● **Task prompt**: The listing below should be copied in full, word for word.
----------
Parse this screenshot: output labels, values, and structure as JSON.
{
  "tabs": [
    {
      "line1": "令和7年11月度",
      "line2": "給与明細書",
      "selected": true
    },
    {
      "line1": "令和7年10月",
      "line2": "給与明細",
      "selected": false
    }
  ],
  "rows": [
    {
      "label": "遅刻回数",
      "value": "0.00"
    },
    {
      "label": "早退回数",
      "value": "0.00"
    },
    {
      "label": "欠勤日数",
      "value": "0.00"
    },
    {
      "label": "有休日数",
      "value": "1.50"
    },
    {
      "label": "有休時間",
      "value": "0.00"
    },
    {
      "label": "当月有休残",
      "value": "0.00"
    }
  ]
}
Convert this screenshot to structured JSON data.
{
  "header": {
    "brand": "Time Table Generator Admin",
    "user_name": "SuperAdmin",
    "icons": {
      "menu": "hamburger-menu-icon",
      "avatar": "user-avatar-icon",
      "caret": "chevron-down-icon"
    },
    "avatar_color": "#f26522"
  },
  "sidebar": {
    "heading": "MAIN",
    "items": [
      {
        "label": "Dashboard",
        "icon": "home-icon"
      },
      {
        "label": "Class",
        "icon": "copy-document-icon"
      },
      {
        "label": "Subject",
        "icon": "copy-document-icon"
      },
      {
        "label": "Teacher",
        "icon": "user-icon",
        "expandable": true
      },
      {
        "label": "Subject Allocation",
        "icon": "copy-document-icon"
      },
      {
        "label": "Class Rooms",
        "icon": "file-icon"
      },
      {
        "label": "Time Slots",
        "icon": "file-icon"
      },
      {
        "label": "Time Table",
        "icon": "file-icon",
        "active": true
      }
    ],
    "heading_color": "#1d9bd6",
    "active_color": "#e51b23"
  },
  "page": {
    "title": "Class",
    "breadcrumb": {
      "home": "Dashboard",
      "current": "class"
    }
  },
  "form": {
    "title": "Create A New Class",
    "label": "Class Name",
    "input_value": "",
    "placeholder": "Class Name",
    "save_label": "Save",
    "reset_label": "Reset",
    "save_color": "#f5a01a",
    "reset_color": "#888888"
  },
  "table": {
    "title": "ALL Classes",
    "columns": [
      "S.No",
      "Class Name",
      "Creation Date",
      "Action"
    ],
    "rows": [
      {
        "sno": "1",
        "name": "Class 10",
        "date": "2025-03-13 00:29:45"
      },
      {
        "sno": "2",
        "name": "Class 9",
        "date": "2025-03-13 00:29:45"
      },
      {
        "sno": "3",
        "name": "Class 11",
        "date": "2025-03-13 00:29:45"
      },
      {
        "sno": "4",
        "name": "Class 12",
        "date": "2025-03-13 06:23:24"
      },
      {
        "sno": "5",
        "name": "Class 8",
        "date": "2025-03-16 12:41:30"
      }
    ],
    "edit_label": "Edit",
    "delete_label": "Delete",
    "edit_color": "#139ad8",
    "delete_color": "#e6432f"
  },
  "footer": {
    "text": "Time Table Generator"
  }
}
----------
● **Exercise solution**:
Parse this screenshot: output labels, values, and structure as JSON.
{
  "tabs": [
    {
      "line1": "令和7年11月度",
      "line2": "給与明細書",
      "selected": true
    },
    {
      "line1": "令和7年10月",
      "line2": "給与明細",
      "selected": false
    }
  ],
  "rows": [
    {
      "label": "遅刻回数",
      "value": "0.00"
    },
    {
      "label": "早退回数",
      "value": "0.00"
    },
    {
      "label": "欠勤日数",
      "value": "0.00"
    },
    {
      "label": "有休日数",
      "value": "1.50"
    },
    {
      "label": "有休時間",
      "value": "0.00"
    },
    {
      "label": "当月有休残",
      "value": "0.00"
    }
  ]
}
Convert this screenshot to structured JSON data.
{
  "header": {
    "brand": "Time Table Generator Admin",
    "user_name": "SuperAdmin",
    "icons": {
      "menu": "hamburger-menu-icon",
      "avatar": "user-avatar-icon",
      "caret": "chevron-down-icon"
    },
    "avatar_color": "#f26522"
  },
  "sidebar": {
    "heading": "MAIN",
    "items": [
      {
        "label": "Dashboard",
        "icon": "home-icon"
      },
      {
        "label": "Class",
        "icon": "copy-document-icon"
      },
      {
        "label": "Subject",
        "icon": "copy-document-icon"
      },
      {
        "label": "Teacher",
        "icon": "user-icon",
        "expandable": true
      },
      {
        "label": "Subject Allocation",
        "icon": "copy-document-icon"
      },
      {
        "label": "Class Rooms",
        "icon": "file-icon"
      },
      {
        "label": "Time Slots",
        "icon": "file-icon"
      },
      {
        "label": "Time Table",
        "icon": "file-icon",
        "active": true
      }
    ],
    "heading_color": "#1d9bd6",
    "active_color": "#e51b23"
  },
  "page": {
    "title": "Class",
    "breadcrumb": {
      "home": "Dashboard",
      "current": "class"
    }
  },
  "form": {
    "title": "Create A New Class",
    "label": "Class Name",
    "input_value": "",
    "placeholder": "Class Name",
    "save_label": "Save",
    "reset_label": "Reset",
    "save_color": "#f5a01a",
    "reset_color": "#888888"
  },
  "table": {
    "title": "ALL Classes",
    "columns": [
      "S.No",
      "Class Name",
      "Creation Date",
      "Action"
    ],
    "rows": [
      {
        "sno": "1",
        "name": "Class 10",
        "date": "2025-03-13 00:29:45"
      },
      {
        "sno": "2",
        "name": "Class 9",
        "date": "2025-03-13 00:29:45"
      },
      {
        "sno": "3",
        "name": "Class 11",
        "date": "2025-03-13 00:29:45"
      },
      {
        "sno": "4",
        "name": "Class 12",
        "date": "2025-03-13 06:23:24"
      },
      {
        "sno": "5",
        "name": "Class 8",
        "date": "2025-03-16 12:41:30"
      }
    ],
    "edit_label": "Edit",
    "delete_label": "Delete",
    "edit_color": "#139ad8",
    "delete_color": "#e6432f"
  },
  "footer": {
    "text": "Time Table Generator"
  }
}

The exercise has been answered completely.